■ DATASET ENTRIES
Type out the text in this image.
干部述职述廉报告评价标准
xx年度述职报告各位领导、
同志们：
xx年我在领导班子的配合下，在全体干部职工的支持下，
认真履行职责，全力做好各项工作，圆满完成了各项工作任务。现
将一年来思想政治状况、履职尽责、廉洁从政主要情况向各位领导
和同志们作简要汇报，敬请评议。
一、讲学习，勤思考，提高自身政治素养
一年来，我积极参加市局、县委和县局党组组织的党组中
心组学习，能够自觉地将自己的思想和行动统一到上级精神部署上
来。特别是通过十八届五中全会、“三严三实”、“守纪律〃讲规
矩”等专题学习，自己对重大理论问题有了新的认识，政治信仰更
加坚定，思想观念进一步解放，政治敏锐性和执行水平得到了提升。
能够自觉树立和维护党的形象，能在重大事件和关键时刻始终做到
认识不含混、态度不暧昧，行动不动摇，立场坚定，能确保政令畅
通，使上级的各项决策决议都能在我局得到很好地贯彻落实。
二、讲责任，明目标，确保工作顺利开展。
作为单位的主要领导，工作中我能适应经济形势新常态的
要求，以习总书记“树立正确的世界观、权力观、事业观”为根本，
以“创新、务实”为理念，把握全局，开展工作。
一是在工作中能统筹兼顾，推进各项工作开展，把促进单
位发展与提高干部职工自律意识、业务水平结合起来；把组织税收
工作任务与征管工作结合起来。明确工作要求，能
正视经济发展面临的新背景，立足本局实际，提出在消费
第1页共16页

■ WHAT THE EXERCISE ASKS
Output each record precisely as given.

■ FINAL RESULT
Type out the text in this image.
干部述职述廉报告评价标准
xx年度述职报告各位领导、
同志们：
xx年我在领导班子的配合下，在全体干部职工的支持下，
认真履行职责，全力做好各项工作，圆满完成了各项工作任务。现
将一年来思想政治状况、履职尽责、廉洁从政主要情况向各位领导
和同志们作简要汇报，敬请评议。
一、讲学习，勤思考，提高自身政治素养
一年来，我积极参加市局、县委和县局党组组织的党组中
心组学习，能够自觉地将自己的思想和行动统一到上级精神部署上
来。特别是通过十八届五中全会、“三严三实”、“守纪律〃讲规
矩”等专题学习，自己对重大理论问题有了新的认识，政治信仰更
加坚定，思想观念进一步解放，政治敏锐性和执行水平得到了提升。
能够自觉树立和维护党的形象，能在重大事件和关键时刻始终做到
认识不含混、态度不暧昧，行动不动摇，立场坚定，能确保政令畅
通，使上级的各项决策决议都能在我局得到很好地贯彻落实。
二、讲责任，明目标，确保工作顺利开展。
作为单位的主要领导，工作中我能适应经济形势新常态的
要求，以习总书记“树立正确的世界观、权力观、事业观”为根本，
以“创新、务实”为理念，把握全局，开展工作。
一是在工作中能统筹兼顾，推进各项工作开展，把促进单
位发展与提高干部职工自律意识、业务水平结合起来；把组织税收
工作任务与征管工作结合起来。明确工作要求，能
正视经济发展面临的新背景，立足本局实际，提出在消费
第1页共16页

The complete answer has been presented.